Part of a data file
━━━

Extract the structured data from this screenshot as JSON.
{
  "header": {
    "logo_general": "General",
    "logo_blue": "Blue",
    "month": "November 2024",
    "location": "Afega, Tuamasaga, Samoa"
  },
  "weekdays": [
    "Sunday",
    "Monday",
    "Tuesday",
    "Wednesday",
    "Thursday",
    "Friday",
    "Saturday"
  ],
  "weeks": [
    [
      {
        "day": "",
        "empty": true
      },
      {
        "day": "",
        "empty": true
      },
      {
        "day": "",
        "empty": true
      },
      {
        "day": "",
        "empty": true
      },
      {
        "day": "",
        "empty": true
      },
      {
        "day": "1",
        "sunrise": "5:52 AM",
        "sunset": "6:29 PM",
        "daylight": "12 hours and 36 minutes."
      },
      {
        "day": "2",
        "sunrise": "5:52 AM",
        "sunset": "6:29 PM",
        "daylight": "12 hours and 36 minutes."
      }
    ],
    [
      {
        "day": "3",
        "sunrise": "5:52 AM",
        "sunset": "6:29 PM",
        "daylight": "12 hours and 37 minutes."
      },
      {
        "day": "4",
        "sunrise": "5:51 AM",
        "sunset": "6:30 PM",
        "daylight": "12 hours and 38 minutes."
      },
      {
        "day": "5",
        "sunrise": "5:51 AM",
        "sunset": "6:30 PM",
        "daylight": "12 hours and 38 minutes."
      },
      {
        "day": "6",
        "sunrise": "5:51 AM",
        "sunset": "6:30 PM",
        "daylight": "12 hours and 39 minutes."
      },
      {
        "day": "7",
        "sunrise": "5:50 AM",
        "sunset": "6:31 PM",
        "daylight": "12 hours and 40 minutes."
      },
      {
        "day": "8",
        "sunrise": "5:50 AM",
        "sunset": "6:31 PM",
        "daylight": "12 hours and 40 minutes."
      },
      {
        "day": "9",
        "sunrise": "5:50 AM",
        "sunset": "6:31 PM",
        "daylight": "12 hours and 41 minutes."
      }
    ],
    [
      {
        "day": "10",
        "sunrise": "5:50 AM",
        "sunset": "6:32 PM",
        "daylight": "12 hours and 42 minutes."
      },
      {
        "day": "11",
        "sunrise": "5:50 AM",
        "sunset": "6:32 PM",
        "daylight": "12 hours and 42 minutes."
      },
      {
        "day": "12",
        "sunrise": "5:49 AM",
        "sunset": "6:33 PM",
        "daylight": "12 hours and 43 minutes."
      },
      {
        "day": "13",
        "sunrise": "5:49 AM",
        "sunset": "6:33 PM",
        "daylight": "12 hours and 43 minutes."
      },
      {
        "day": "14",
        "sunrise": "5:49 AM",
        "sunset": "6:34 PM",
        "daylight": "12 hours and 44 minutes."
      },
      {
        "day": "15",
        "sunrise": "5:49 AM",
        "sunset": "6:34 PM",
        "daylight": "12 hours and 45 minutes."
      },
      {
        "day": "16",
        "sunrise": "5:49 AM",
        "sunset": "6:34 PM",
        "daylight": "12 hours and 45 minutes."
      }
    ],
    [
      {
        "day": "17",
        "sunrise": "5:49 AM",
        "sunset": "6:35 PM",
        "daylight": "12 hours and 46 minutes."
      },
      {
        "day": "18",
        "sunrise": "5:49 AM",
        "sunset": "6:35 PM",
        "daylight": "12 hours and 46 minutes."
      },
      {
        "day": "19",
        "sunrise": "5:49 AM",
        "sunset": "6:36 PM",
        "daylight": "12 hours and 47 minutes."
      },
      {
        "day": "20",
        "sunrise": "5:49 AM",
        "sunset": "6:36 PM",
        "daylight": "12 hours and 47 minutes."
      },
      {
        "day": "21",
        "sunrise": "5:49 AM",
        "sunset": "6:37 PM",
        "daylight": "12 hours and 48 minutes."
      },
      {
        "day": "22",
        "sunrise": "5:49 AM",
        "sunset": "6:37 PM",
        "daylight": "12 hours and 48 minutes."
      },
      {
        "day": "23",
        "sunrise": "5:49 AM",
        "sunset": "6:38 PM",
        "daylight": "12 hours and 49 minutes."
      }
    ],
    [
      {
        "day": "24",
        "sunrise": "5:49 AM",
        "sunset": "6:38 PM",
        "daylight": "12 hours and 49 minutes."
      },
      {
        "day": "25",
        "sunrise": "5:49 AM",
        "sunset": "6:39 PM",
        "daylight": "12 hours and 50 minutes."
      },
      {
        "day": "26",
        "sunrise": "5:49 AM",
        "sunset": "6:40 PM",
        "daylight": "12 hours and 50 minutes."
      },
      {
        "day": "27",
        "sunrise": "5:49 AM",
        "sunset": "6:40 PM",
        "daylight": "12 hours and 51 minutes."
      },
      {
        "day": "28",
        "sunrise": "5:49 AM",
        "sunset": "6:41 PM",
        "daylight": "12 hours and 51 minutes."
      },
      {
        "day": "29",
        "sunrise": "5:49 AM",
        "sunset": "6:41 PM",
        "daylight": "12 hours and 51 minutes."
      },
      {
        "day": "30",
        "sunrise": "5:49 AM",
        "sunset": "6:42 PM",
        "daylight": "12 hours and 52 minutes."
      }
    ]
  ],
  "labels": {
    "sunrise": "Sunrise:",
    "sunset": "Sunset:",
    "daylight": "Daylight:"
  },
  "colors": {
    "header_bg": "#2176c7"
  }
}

━━━

[YOUR TASK] Set out the complete listing exactly as shown.

[CORRECT RESULT]
Extract the structured data from this screenshot as JSON.
{
  "header": {
    "logo_general": "General",
    "logo_blue": "Blue",
    "month": "November 2024",
    "location": "Afega, Tuamasaga, Samoa"
  },
  "weekdays": [
    "Sunday",
    "Monday",
    "Tuesday",
    "Wednesday",
    "Thursday",
    "Friday",
    "Saturday"
  ],
  "weeks": [
    [
      {
        "day": "",
        "empty": true
      },
      {
        "day": "",
        "empty": true
      },
      {
        "day": "",
        "empty": true
      },
      {
        "day": "",
        "empty": true
      },
      {
        "day": "",
        "empty": true
      },
      {
        "day": "1",
        "sunrise": "5:52 AM",
        "sunset": "6:29 PM",
        "daylight": "12 hours and 36 minutes."
      },
      {
        "day": "2",
        "sunrise": "5:52 AM",
        "sunset": "6:29 PM",
        "daylight": "12 hours and 36 minutes."
      }
    ],
    [
      {
        "day": "3",
        "sunrise": "5:52 AM",
        "sunset": "6:29 PM",
        "daylight": "12 hours and 37 minutes."
      },
      {
        "day": "4",
        "sunrise": "5:51 AM",
        "sunset": "6:30 PM",
        "daylight": "12 hours and 38 minutes."
      },
      {
        "day": "5",
        "sunrise": "5:51 AM",
        "sunset": "6:30 PM",
        "daylight": "12 hours and 38 minutes."
      },
      {
        "day": "6",
        "sunrise": "5:51 AM",
        "sunset": "6:30 PM",
        "daylight": "12 hours and 39 minutes."
      },
      {
        "day": "7",
        "sunrise": "5:50 AM",
        "sunset": "6:31 PM",
        "daylight": "12 hours and 40 minutes."
      },
      {
        "day": "8",
        "sunrise": "5:50 AM",
        "sunset": "6:31 PM",
        "daylight": "12 hours and 40 minutes."
      },
      {
        "day": "9",
        "sunrise": "5:50 AM",
        "sunset": "6:31 PM",
        "daylight": "12 hours and 41 minutes."
      }
    ],
    [
      {
        "day": "10",
        "sunrise": "5:50 AM",
        "sunset": "6:32 PM",
        "daylight": "12 hours and 42 minutes."
      },
      {
        "day": "11",
        "sunrise": "5:50 AM",
        "sunset": "6:32 PM",
        "daylight": "12 hours and 42 minutes."
      },
      {
        "day": "12",
        "sunrise": "5:49 AM",
        "sunset": "6:33 PM",
        "daylight": "12 hours and 43 minutes."
      },
      {
        "day": "13",
        "sunrise": "5:49 AM",
        "sunset": "6:33 PM",
        "daylight": "12 hours and 43 minutes."
      },
      {
        "day": "14",
        "sunrise": "5:49 AM",
        "sunset": "6:34 PM",
        "daylight": "12 hours and 44 minutes."
      },
      {
        "day": "15",
        "sunrise": "5:49 AM",
        "sunset": "6:34 PM",
        "daylight": "12 hours and 45 minutes."
      },
      {
        "day": "16",
        "sunrise": "5:49 AM",
        "sunset": "6:34 PM",
        "daylight": "12 hours and 45 minutes."
      }
    ],
    [
      {
        "day": "17",
        "sunrise": "5:49 AM",
        "sunset": "6:35 PM",
        "daylight": "12 hours and 46 minutes."
      },
      {
        "day": "18",
        "sunrise": "5:49 AM",
        "sunset": "6:35 PM",
        "daylight": "12 hours and 46 minutes."
      },
      {
        "day": "19",
        "sunrise": "5:49 AM",
        "sunset": "6:36 PM",
        "daylight": "12 hours and 47 minutes."
      },
      {
        "day": "20",
        "sunrise": "5:49 AM",
        "sunset": "6:36 PM",
        "daylight": "12 hours and 47 minutes."
      },
      {
        "day": "21",
        "sunrise": "5:49 AM",
        "sunset": "6:37 PM",
        "daylight": "12 hours and 48 minutes."
      },
      {
        "day": "22",
        "sunrise": "5:49 AM",
        "sunset": "6:37 PM",
        "daylight": "12 hours and 48 minutes."
      },
      {
        "day": "23",
        "sunrise": "5:49 AM",
        "sunset": "6:38 PM",
        "daylight": "12 hours and 49 minutes."
      }
    ],
    [
      {
        "day": "24",
        "sunrise": "5:49 AM",
        "sunset": "6:38 PM",
        "daylight": "12 hours and 49 minutes."
      },
      {
        "day": "25",
        "sunrise": "5:49 AM",
        "sunset": "6:39 PM",
        "daylight": "12 hours and 50 minutes."
      },
      {
        "day": "26",
        "sunrise": "5:49 AM",
        "sunset": "6:40 PM",
        "daylight": "12 hours and 50 minutes."
      },
      {
        "day": "27",
        "sunrise": "5:49 AM",
        "sunset": "6:40 PM",
        "daylight": "12 hours and 51 minutes."
      },
      {
        "day": "28",
        "sunrise": "5:49 AM",
        "sunset": "6:41 PM",
        "daylight": "12 hours and 51 minutes."
      },
      {
        "day": "29",
        "sunrise": "5:49 AM",
        "sunset": "6:41 PM",
        "daylight": "12 hours and 51 minutes."
      },
      {
        "day": "30",
        "sunrise": "5:49 AM",
        "sunset": "6:42 PM",
        "daylight": "12 hours and 52 minutes."
      }
    ]
  ],
  "labels": {
    "sunrise": "Sunrise:",
    "sunset": "Sunset:",
    "daylight": "Daylight:"
  },
  "colors": {
    "header_bg": "#2176c7"
  }
}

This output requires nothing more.